◆ WHAT IS NEEDED
The answer is a number and only a number: how many lines of the data include the string "with"?

START SOURCE DATA

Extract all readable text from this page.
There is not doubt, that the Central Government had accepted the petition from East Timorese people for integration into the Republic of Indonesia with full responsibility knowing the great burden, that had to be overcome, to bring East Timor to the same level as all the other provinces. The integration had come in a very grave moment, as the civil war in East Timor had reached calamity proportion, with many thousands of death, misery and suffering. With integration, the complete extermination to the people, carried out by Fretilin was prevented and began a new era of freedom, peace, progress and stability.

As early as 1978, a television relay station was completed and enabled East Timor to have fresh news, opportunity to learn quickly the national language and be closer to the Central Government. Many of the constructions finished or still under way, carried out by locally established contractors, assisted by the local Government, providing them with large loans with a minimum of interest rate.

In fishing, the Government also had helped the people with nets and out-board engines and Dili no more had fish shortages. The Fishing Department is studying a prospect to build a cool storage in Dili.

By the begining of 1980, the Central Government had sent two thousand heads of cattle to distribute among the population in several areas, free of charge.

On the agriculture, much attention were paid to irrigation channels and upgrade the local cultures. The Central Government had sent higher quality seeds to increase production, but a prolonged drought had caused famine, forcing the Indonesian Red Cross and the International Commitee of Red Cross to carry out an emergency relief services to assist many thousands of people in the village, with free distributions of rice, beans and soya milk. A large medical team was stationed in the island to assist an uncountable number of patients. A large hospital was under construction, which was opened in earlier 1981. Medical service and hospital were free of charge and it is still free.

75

END SOURCE DATA

◆ OUTPUT
4